[Dataset entries on figures]
▼

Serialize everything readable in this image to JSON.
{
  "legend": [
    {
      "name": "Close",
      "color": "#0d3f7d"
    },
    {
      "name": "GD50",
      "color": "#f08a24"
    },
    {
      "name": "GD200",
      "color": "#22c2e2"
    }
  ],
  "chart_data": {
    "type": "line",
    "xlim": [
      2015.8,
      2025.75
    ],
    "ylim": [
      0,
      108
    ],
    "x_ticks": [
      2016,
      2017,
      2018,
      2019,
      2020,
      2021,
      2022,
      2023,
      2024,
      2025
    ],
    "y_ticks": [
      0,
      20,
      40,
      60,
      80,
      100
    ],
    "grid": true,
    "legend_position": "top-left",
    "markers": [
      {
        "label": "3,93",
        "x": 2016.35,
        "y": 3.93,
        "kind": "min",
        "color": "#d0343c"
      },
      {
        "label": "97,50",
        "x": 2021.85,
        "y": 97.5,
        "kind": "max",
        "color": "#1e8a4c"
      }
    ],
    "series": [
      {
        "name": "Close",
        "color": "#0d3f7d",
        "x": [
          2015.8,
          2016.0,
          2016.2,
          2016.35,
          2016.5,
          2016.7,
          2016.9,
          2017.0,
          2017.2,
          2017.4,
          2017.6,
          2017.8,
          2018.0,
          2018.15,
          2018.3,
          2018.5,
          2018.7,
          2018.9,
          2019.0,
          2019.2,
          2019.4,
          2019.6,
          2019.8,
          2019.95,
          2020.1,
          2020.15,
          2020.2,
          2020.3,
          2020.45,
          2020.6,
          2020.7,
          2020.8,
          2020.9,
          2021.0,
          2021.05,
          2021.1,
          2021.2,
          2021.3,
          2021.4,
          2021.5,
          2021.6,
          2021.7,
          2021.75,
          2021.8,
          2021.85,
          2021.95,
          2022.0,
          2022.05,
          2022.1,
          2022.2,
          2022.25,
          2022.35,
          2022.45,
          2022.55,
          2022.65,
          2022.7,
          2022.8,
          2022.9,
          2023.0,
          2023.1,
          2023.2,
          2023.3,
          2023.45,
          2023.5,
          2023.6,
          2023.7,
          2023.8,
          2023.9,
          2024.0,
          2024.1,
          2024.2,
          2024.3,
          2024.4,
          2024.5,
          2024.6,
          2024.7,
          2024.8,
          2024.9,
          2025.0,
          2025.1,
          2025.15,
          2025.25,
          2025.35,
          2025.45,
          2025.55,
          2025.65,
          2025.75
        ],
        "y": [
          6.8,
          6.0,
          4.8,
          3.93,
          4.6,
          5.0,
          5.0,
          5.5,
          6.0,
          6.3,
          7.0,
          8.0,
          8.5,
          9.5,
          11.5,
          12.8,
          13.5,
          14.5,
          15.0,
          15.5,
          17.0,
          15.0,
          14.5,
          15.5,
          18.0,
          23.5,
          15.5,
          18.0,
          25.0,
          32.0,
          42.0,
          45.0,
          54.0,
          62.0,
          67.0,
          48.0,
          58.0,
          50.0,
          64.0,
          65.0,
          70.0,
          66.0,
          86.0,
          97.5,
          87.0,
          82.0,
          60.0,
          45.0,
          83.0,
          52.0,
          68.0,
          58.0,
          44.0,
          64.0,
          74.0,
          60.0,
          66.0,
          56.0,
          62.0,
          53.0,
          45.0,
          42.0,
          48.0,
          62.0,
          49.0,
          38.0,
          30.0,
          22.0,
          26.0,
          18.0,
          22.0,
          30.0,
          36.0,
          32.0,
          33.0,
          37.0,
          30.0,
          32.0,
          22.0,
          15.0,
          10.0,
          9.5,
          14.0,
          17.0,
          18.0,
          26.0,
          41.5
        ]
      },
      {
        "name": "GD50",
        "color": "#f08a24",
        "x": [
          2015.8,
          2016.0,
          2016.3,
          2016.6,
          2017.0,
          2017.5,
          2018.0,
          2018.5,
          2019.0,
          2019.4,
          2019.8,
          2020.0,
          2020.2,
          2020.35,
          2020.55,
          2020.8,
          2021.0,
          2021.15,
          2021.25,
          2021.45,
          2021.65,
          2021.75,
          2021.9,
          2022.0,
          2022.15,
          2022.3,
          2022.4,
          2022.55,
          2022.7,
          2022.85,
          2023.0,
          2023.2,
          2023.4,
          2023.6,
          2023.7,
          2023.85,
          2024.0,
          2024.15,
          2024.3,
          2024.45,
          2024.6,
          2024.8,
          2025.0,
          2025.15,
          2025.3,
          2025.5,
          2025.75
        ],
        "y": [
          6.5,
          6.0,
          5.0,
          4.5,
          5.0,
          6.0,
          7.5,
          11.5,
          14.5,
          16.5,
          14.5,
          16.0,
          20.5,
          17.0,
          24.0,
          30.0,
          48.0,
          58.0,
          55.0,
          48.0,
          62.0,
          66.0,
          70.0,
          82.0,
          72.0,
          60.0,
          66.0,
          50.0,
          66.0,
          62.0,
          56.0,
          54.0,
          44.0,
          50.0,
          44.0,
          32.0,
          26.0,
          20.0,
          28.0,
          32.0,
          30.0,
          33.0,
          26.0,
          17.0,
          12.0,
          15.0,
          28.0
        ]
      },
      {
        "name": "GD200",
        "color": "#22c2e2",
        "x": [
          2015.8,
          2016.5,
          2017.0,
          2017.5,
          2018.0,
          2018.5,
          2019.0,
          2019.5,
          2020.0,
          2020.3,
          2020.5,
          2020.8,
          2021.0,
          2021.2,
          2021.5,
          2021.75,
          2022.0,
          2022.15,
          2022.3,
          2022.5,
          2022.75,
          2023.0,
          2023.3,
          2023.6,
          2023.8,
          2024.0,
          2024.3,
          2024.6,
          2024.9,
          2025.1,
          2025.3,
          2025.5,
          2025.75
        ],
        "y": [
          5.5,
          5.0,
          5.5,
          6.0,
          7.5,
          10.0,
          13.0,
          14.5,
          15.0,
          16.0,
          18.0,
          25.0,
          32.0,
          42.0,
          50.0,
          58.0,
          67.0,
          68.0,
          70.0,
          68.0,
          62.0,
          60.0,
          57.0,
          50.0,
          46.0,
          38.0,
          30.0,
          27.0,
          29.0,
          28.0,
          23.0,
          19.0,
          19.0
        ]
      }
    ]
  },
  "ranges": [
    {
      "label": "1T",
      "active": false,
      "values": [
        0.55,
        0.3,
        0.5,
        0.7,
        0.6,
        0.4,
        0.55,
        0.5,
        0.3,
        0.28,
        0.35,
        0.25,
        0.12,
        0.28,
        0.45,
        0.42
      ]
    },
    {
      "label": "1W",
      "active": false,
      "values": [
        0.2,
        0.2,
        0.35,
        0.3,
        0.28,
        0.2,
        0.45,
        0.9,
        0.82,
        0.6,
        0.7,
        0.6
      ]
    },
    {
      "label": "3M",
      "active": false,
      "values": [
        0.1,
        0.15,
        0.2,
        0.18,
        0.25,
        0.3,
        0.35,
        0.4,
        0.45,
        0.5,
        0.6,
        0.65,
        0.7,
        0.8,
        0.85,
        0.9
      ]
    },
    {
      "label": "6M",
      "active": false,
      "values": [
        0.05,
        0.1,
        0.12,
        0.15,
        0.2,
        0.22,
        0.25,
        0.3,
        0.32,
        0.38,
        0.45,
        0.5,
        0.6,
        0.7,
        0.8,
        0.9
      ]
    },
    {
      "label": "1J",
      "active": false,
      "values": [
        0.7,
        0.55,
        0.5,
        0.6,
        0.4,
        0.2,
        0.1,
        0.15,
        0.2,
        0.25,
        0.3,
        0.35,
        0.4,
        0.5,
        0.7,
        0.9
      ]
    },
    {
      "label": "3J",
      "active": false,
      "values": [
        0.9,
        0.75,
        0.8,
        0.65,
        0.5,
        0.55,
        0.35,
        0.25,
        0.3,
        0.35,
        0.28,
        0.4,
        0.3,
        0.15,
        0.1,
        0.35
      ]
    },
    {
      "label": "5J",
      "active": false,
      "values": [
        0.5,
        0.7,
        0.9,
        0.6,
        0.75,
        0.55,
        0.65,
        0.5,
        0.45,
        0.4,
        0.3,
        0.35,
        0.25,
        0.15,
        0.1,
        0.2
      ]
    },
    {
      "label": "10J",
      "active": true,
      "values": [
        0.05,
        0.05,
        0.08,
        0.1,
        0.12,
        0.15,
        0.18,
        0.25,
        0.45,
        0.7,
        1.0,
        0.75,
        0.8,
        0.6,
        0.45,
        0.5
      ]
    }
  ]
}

▲

- EXERCISE DESCRIPTION -
Search the lines for "label". Copy each line that has it.

- THE RESULT -
        "label": "3,93",
        "label": "97,50",
      "label": "1T",
      "label": "1W",
      "label": "3M",
      "label": "6M",
      "label": "1J",
      "label": "3J",
      "label": "5J",
      "label": "10J",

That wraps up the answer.